WORK INSTRUCTIONS:
Locate the lines that hold the string "annotations". Copy every such line.

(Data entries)
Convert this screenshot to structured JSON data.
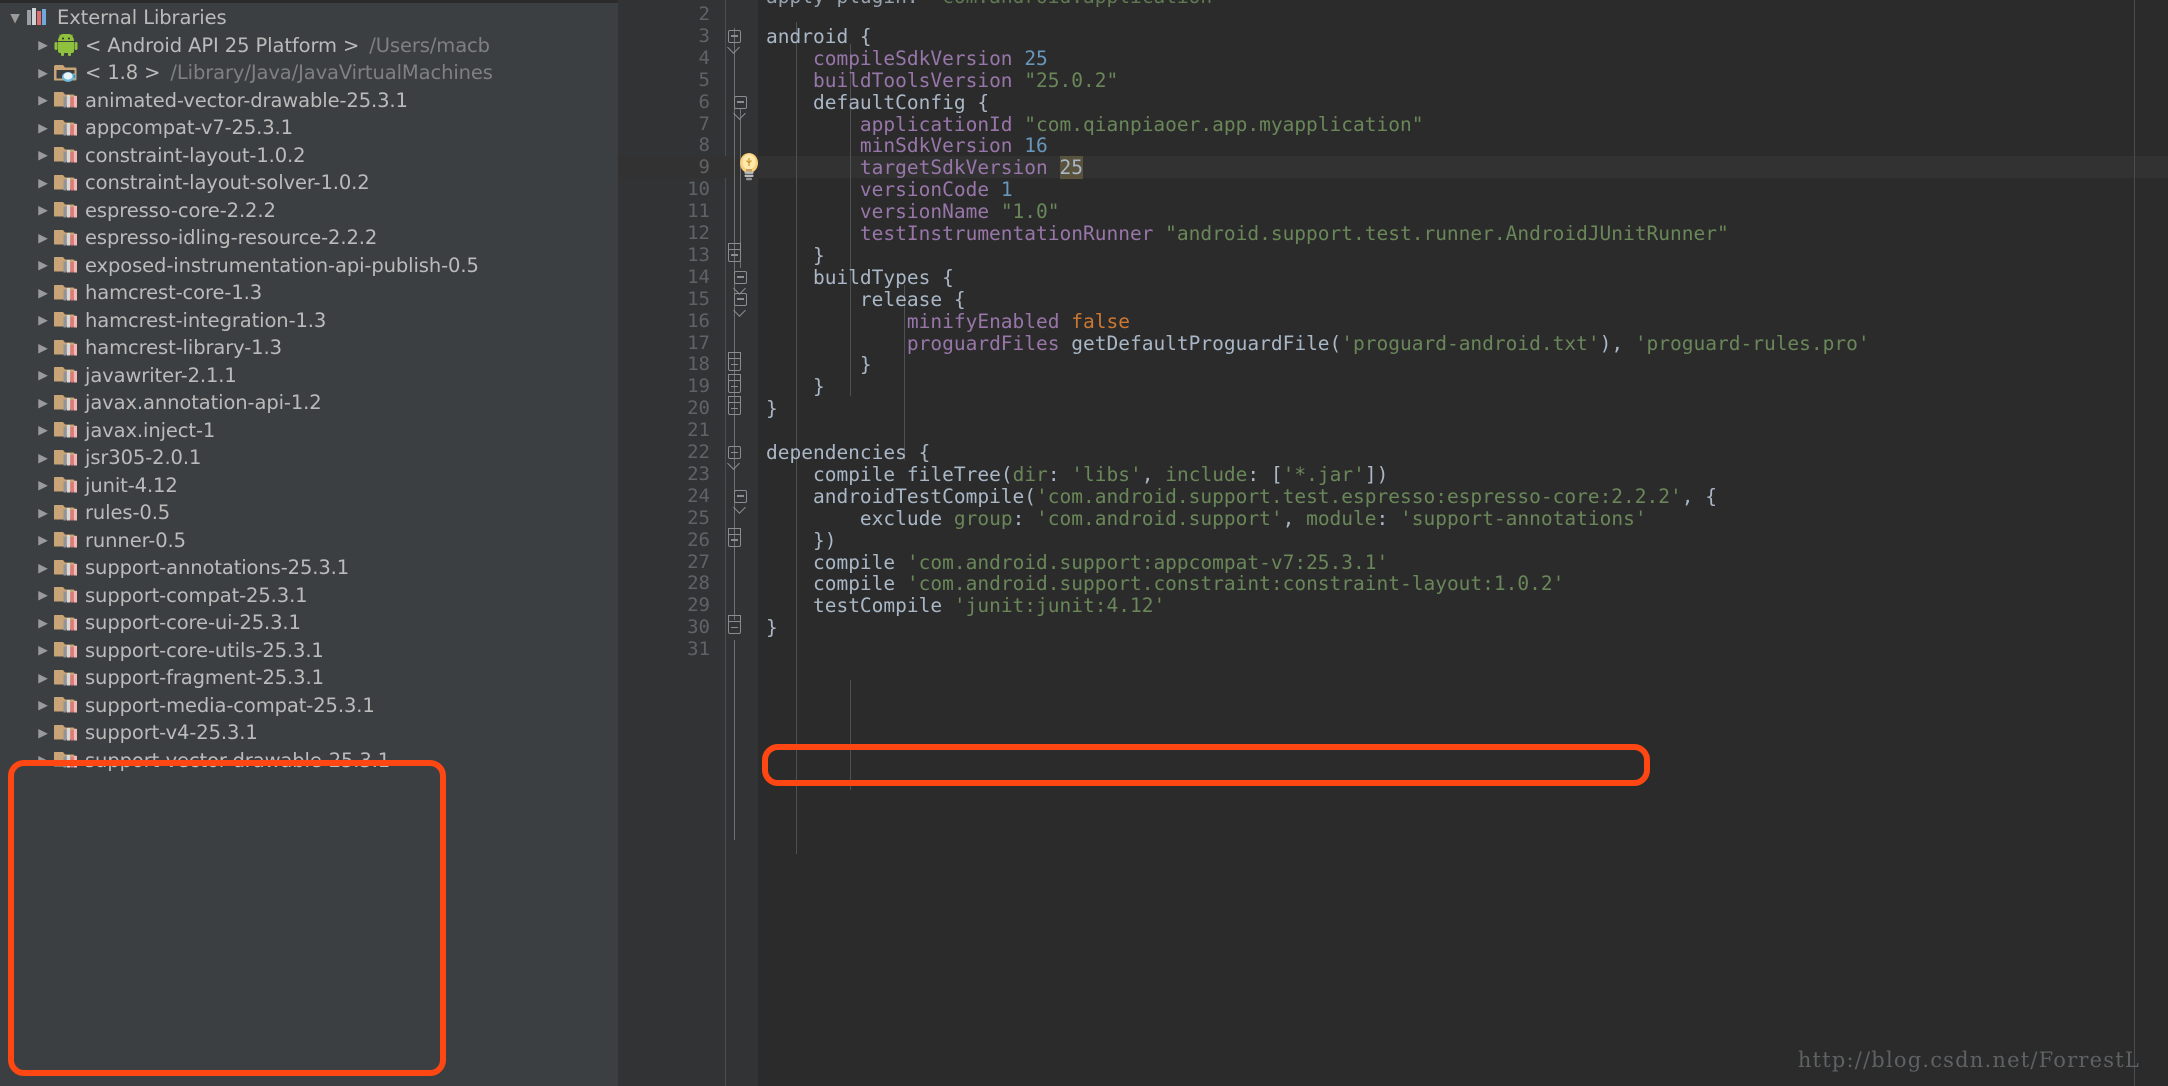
{
  "sidebar": {
    "root": {
      "label": "External Libraries",
      "icon": "books-icon",
      "expanded": true,
      "twisty": "▼"
    },
    "items": [
      {
        "label": "< Android API 25 Platform >",
        "path": "/Users/macb",
        "icon": "android-icon",
        "twisty": "▶"
      },
      {
        "label": "< 1.8 >",
        "path": "/Library/Java/JavaVirtualMachines",
        "icon": "jdk-icon",
        "twisty": "▶"
      },
      {
        "label": "animated-vector-drawable-25.3.1",
        "path": "",
        "icon": "library-icon",
        "twisty": "▶"
      },
      {
        "label": "appcompat-v7-25.3.1",
        "path": "",
        "icon": "library-icon",
        "twisty": "▶"
      },
      {
        "label": "constraint-layout-1.0.2",
        "path": "",
        "icon": "library-icon",
        "twisty": "▶"
      },
      {
        "label": "constraint-layout-solver-1.0.2",
        "path": "",
        "icon": "library-icon",
        "twisty": "▶"
      },
      {
        "label": "espresso-core-2.2.2",
        "path": "",
        "icon": "library-icon",
        "twisty": "▶"
      },
      {
        "label": "espresso-idling-resource-2.2.2",
        "path": "",
        "icon": "library-icon",
        "twisty": "▶"
      },
      {
        "label": "exposed-instrumentation-api-publish-0.5",
        "path": "",
        "icon": "library-icon",
        "twisty": "▶"
      },
      {
        "label": "hamcrest-core-1.3",
        "path": "",
        "icon": "library-icon",
        "twisty": "▶"
      },
      {
        "label": "hamcrest-integration-1.3",
        "path": "",
        "icon": "library-icon",
        "twisty": "▶"
      },
      {
        "label": "hamcrest-library-1.3",
        "path": "",
        "icon": "library-icon",
        "twisty": "▶"
      },
      {
        "label": "javawriter-2.1.1",
        "path": "",
        "icon": "library-icon",
        "twisty": "▶"
      },
      {
        "label": "javax.annotation-api-1.2",
        "path": "",
        "icon": "library-icon",
        "twisty": "▶"
      },
      {
        "label": "javax.inject-1",
        "path": "",
        "icon": "library-icon",
        "twisty": "▶"
      },
      {
        "label": "jsr305-2.0.1",
        "path": "",
        "icon": "library-icon",
        "twisty": "▶"
      },
      {
        "label": "junit-4.12",
        "path": "",
        "icon": "library-icon",
        "twisty": "▶"
      },
      {
        "label": "rules-0.5",
        "path": "",
        "icon": "library-icon",
        "twisty": "▶"
      },
      {
        "label": "runner-0.5",
        "path": "",
        "icon": "library-icon",
        "twisty": "▶"
      },
      {
        "label": "support-annotations-25.3.1",
        "path": "",
        "icon": "library-icon",
        "twisty": "▶"
      },
      {
        "label": "support-compat-25.3.1",
        "path": "",
        "icon": "library-icon",
        "twisty": "▶"
      },
      {
        "label": "support-core-ui-25.3.1",
        "path": "",
        "icon": "library-icon",
        "twisty": "▶"
      },
      {
        "label": "support-core-utils-25.3.1",
        "path": "",
        "icon": "library-icon",
        "twisty": "▶"
      },
      {
        "label": "support-fragment-25.3.1",
        "path": "",
        "icon": "library-icon",
        "twisty": "▶"
      },
      {
        "label": "support-media-compat-25.3.1",
        "path": "",
        "icon": "library-icon",
        "twisty": "▶"
      },
      {
        "label": "support-v4-25.3.1",
        "path": "",
        "icon": "library-icon",
        "twisty": "▶"
      },
      {
        "label": "support-vector-drawable-25.3.1",
        "path": "",
        "icon": "library-icon",
        "twisty": "▶"
      }
    ]
  },
  "editor": {
    "language": "gradle",
    "current_line": 9,
    "intention_icon": "lightbulb-icon",
    "lines": [
      {
        "n": 2,
        "text": ""
      },
      {
        "n": 3,
        "text": "android {"
      },
      {
        "n": 4,
        "text": "    compileSdkVersion 25"
      },
      {
        "n": 5,
        "text": "    buildToolsVersion \"25.0.2\""
      },
      {
        "n": 6,
        "text": "    defaultConfig {"
      },
      {
        "n": 7,
        "text": "        applicationId \"com.qianpiaoer.app.myapplication\""
      },
      {
        "n": 8,
        "text": "        minSdkVersion 16"
      },
      {
        "n": 9,
        "text": "        targetSdkVersion 25"
      },
      {
        "n": 10,
        "text": "        versionCode 1"
      },
      {
        "n": 11,
        "text": "        versionName \"1.0\""
      },
      {
        "n": 12,
        "text": "        testInstrumentationRunner \"android.support.test.runner.AndroidJUnitRunner\""
      },
      {
        "n": 13,
        "text": "    }"
      },
      {
        "n": 14,
        "text": "    buildTypes {"
      },
      {
        "n": 15,
        "text": "        release {"
      },
      {
        "n": 16,
        "text": "            minifyEnabled false"
      },
      {
        "n": 17,
        "text": "            proguardFiles getDefaultProguardFile('proguard-android.txt'), 'proguard-rules.pro'"
      },
      {
        "n": 18,
        "text": "        }"
      },
      {
        "n": 19,
        "text": "    }"
      },
      {
        "n": 20,
        "text": "}"
      },
      {
        "n": 21,
        "text": ""
      },
      {
        "n": 22,
        "text": "dependencies {"
      },
      {
        "n": 23,
        "text": "    compile fileTree(dir: 'libs', include: ['*.jar'])"
      },
      {
        "n": 24,
        "text": "    androidTestCompile('com.android.support.test.espresso:espresso-core:2.2.2', {"
      },
      {
        "n": 25,
        "text": "        exclude group: 'com.android.support', module: 'support-annotations'"
      },
      {
        "n": 26,
        "text": "    })"
      },
      {
        "n": 27,
        "text": "    compile 'com.android.support:appcompat-v7:25.3.1'"
      },
      {
        "n": 28,
        "text": "    compile 'com.android.support.constraint:constraint-layout:1.0.2'"
      },
      {
        "n": 29,
        "text": "    testCompile 'junit:junit:4.12'"
      },
      {
        "n": 30,
        "text": "}"
      },
      {
        "n": 31,
        "text": ""
      }
    ]
  },
  "annotations": {
    "accent_color": "#ff4713",
    "boxes": [
      {
        "name": "support-libraries-highlight",
        "target": "sidebar support-* entries"
      },
      {
        "name": "appcompat-dependency-highlight",
        "target": "line 27 compile appcompat-v7"
      }
    ]
  },
  "watermark": {
    "text": "http://blog.csdn.net/ForrestL"
  },
  "theme": {
    "sidebar_bg": "#3c3f41",
    "editor_bg": "#2b2b2b",
    "gutter_bg": "#313335",
    "text": "#a9b7c6",
    "line_number": "#606366",
    "string": "#6a8759",
    "number": "#6897bb",
    "attribute": "#9876aa",
    "keyword": "#cc7832",
    "current_line_bg": "#323232",
    "highlight_bg": "#59533e"
  }
}
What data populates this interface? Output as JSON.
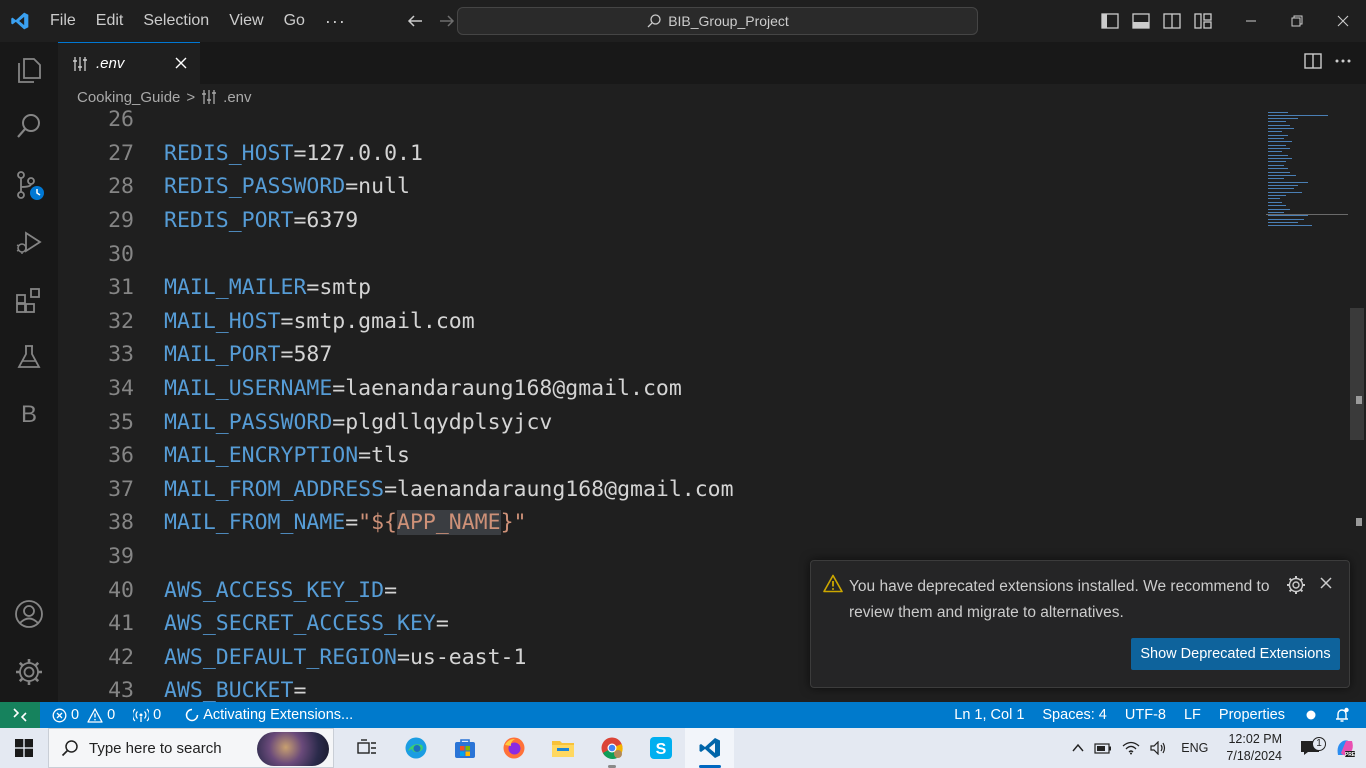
{
  "window": {
    "title": "BIB_Group_Project"
  },
  "menu": [
    "File",
    "Edit",
    "Selection",
    "View",
    "Go"
  ],
  "menu_more": "···",
  "tab": {
    "label": ".env"
  },
  "breadcrumb": {
    "folder": "Cooking_Guide",
    "separator": ">",
    "file": ".env"
  },
  "activity_bar": {
    "accounts_letter": "B"
  },
  "editor": {
    "lines": [
      {
        "num": "26",
        "key": "",
        "eq": "",
        "val": ""
      },
      {
        "num": "27",
        "key": "REDIS_HOST",
        "eq": "=",
        "val": "127.0.0.1"
      },
      {
        "num": "28",
        "key": "REDIS_PASSWORD",
        "eq": "=",
        "val": "null"
      },
      {
        "num": "29",
        "key": "REDIS_PORT",
        "eq": "=",
        "val": "6379"
      },
      {
        "num": "30",
        "key": "",
        "eq": "",
        "val": ""
      },
      {
        "num": "31",
        "key": "MAIL_MAILER",
        "eq": "=",
        "val": "smtp"
      },
      {
        "num": "32",
        "key": "MAIL_HOST",
        "eq": "=",
        "val": "smtp.gmail.com"
      },
      {
        "num": "33",
        "key": "MAIL_PORT",
        "eq": "=",
        "val": "587"
      },
      {
        "num": "34",
        "key": "MAIL_USERNAME",
        "eq": "=",
        "val": "laenandaraung168@gmail.com"
      },
      {
        "num": "35",
        "key": "MAIL_PASSWORD",
        "eq": "=",
        "val": "plgdllqydplsyjcv"
      },
      {
        "num": "36",
        "key": "MAIL_ENCRYPTION",
        "eq": "=",
        "val": "tls"
      },
      {
        "num": "37",
        "key": "MAIL_FROM_ADDRESS",
        "eq": "=",
        "val": "laenandaraung168@gmail.com"
      },
      {
        "num": "38",
        "key": "MAIL_FROM_NAME",
        "eq": "=",
        "str_open": "\"${",
        "str_var": "APP_NAME",
        "str_close": "}\""
      },
      {
        "num": "39",
        "key": "",
        "eq": "",
        "val": ""
      },
      {
        "num": "40",
        "key": "AWS_ACCESS_KEY_ID",
        "eq": "=",
        "val": ""
      },
      {
        "num": "41",
        "key": "AWS_SECRET_ACCESS_KEY",
        "eq": "=",
        "val": ""
      },
      {
        "num": "42",
        "key": "AWS_DEFAULT_REGION",
        "eq": "=",
        "val": "us-east-1"
      },
      {
        "num": "43",
        "key": "AWS_BUCKET",
        "eq": "=",
        "val": ""
      }
    ]
  },
  "notification": {
    "message": "You have deprecated extensions installed. We recommend to review them and migrate to alternatives.",
    "button": "Show Deprecated Extensions"
  },
  "statusbar": {
    "errors": "0",
    "warnings": "0",
    "ports": "0",
    "activity": "Activating Extensions...",
    "cursor": "Ln 1, Col 1",
    "spaces": "Spaces: 4",
    "encoding": "UTF-8",
    "eol": "LF",
    "language": "Properties"
  },
  "taskbar": {
    "search_placeholder": "Type here to search",
    "language": "ENG",
    "time": "12:02 PM",
    "date": "7/18/2024",
    "notification_count": "1"
  },
  "colors": {
    "accent": "#007acc",
    "key": "#569cd6",
    "string": "#ce9178",
    "button": "#0e639c"
  }
}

WORKED ANSWER:
        "label": "support-annotations-25.3.1",
        "text": "        exclude group: 'com.android.support', module: 'support-annotations'"
  "annotations": {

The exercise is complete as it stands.